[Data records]
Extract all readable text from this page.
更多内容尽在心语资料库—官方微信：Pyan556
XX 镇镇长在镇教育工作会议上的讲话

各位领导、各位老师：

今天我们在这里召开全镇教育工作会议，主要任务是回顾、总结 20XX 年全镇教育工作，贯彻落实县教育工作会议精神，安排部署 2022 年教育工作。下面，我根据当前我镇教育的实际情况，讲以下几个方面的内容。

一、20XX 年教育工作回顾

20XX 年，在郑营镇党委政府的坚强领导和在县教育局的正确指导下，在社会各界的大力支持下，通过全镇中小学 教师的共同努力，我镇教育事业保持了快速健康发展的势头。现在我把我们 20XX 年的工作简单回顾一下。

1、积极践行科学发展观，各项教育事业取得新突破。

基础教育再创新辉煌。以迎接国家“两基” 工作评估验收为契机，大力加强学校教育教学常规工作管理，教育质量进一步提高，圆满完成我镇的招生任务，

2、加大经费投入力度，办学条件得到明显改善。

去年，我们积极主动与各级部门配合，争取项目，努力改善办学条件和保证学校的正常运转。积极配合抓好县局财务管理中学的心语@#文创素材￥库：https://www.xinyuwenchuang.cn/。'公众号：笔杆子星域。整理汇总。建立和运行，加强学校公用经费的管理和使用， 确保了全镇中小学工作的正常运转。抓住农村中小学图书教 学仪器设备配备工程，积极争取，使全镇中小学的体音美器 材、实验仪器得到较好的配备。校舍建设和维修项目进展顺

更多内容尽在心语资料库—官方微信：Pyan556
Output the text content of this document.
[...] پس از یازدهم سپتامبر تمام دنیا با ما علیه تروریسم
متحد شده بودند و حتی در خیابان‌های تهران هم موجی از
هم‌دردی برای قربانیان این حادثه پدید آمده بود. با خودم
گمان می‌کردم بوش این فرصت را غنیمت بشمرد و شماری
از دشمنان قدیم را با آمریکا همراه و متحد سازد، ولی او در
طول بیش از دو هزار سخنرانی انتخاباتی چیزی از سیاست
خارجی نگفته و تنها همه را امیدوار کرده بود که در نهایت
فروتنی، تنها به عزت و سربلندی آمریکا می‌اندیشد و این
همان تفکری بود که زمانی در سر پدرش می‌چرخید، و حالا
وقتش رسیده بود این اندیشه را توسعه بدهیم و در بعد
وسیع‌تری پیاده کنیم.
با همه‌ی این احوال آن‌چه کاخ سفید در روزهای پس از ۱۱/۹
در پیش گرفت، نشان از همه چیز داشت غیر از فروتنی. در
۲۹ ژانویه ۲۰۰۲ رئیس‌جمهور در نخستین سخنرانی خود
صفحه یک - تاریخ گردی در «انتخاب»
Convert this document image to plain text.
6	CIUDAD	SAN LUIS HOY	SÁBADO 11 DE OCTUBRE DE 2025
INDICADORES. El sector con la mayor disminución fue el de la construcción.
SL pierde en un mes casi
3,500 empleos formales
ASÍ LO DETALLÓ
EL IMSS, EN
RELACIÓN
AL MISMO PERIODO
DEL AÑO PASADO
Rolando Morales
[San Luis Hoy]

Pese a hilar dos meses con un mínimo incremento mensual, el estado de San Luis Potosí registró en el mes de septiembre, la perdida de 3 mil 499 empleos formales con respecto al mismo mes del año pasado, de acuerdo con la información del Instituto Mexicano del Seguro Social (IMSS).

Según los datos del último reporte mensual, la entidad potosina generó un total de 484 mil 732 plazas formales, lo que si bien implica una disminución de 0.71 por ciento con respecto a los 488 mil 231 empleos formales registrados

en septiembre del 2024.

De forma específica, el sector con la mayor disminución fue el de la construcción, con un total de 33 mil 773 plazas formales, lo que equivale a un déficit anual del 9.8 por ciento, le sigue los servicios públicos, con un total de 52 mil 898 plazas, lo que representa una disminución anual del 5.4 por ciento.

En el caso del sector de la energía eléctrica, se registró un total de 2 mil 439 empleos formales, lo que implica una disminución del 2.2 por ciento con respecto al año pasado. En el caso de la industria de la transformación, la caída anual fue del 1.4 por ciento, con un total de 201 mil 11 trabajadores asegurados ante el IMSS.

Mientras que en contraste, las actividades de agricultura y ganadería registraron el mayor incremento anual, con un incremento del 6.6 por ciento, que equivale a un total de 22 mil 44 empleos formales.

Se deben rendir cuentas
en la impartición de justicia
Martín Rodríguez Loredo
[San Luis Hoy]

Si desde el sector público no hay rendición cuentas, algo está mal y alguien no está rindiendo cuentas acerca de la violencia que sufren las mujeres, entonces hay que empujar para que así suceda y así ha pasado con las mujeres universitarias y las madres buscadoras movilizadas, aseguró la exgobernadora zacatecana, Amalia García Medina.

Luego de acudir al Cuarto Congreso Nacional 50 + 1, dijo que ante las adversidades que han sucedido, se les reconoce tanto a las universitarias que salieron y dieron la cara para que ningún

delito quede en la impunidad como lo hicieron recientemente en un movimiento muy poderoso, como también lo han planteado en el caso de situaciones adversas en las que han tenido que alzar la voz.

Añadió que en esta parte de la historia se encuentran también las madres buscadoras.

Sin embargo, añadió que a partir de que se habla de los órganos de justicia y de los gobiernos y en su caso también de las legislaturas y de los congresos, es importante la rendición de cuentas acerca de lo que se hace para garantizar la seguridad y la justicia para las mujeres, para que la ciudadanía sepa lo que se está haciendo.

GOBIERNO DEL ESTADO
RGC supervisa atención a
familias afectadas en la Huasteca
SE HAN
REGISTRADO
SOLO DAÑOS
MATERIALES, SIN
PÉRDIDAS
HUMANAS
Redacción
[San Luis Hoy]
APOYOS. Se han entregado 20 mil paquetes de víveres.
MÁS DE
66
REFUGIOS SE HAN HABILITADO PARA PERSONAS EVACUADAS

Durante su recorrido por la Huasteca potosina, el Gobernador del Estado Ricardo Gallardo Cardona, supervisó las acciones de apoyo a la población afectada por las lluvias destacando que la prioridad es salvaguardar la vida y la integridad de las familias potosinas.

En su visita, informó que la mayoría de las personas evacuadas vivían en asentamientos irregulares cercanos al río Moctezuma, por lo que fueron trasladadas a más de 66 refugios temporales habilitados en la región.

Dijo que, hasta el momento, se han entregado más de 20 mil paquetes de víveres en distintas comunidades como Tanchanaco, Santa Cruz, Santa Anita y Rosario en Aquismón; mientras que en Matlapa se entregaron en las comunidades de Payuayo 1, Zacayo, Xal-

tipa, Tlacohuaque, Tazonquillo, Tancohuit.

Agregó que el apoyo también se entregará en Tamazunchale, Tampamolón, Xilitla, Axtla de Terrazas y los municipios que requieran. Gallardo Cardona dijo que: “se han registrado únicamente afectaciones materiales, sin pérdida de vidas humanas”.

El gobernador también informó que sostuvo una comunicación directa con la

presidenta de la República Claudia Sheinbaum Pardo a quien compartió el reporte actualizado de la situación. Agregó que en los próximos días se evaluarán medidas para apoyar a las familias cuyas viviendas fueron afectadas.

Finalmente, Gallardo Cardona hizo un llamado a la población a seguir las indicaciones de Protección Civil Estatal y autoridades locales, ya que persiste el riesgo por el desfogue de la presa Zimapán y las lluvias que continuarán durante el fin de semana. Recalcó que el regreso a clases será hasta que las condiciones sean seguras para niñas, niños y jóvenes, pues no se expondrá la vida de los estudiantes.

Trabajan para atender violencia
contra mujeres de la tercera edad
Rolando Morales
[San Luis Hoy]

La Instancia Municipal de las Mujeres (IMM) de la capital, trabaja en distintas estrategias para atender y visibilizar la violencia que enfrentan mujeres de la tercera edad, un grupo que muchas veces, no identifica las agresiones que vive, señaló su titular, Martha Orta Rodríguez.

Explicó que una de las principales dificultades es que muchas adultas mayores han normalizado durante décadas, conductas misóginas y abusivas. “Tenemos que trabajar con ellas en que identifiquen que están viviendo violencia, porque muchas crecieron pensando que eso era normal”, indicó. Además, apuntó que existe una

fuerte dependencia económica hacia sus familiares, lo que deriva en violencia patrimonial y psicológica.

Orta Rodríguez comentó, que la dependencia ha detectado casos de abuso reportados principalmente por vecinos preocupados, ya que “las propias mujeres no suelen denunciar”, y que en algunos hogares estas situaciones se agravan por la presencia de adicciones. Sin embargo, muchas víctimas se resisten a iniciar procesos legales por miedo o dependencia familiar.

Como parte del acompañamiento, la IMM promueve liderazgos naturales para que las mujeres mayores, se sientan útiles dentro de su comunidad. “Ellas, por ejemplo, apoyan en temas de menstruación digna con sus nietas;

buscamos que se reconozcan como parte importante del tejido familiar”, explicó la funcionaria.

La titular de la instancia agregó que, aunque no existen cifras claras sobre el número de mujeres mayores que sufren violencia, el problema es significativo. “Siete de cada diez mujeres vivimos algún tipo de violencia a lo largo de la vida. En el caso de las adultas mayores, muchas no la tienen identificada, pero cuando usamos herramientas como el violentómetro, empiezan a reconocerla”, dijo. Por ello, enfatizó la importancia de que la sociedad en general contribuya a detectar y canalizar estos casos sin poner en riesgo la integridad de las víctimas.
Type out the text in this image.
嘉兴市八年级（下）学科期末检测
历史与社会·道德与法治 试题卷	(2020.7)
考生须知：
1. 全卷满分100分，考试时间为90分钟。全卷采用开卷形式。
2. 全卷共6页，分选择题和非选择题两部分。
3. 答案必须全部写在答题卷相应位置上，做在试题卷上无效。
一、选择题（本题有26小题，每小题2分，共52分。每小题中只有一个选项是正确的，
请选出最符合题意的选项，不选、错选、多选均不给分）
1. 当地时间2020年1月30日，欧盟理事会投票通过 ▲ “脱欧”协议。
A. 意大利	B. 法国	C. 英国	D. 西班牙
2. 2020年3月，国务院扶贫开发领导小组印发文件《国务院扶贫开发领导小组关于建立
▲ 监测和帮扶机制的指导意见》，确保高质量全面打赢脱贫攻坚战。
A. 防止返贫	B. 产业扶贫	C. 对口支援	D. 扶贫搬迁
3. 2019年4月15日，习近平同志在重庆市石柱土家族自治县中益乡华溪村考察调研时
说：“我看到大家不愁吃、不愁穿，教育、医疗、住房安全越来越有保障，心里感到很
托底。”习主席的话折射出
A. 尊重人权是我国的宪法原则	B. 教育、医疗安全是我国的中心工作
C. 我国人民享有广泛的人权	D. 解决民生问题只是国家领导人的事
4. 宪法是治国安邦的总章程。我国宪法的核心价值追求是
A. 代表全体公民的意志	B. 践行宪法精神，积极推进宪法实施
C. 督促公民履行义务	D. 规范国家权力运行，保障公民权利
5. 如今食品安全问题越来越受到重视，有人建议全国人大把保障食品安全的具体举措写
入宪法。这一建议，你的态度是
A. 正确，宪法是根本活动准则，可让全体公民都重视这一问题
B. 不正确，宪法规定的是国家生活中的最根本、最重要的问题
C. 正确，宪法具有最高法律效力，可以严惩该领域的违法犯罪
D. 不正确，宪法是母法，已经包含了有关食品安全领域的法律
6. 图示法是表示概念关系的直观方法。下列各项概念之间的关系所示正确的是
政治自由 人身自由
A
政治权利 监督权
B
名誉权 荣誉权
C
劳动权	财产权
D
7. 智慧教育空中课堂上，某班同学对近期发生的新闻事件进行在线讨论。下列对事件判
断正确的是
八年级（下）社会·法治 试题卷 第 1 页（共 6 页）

▶ REQUIRED TASK: Extract, from the material above, each line holding the word "this".

▶ EXERCISE RESULT:
Extract all readable text from this page.
Output the text content of this document.
Convert this document image to plain text.
Type out the text in this image.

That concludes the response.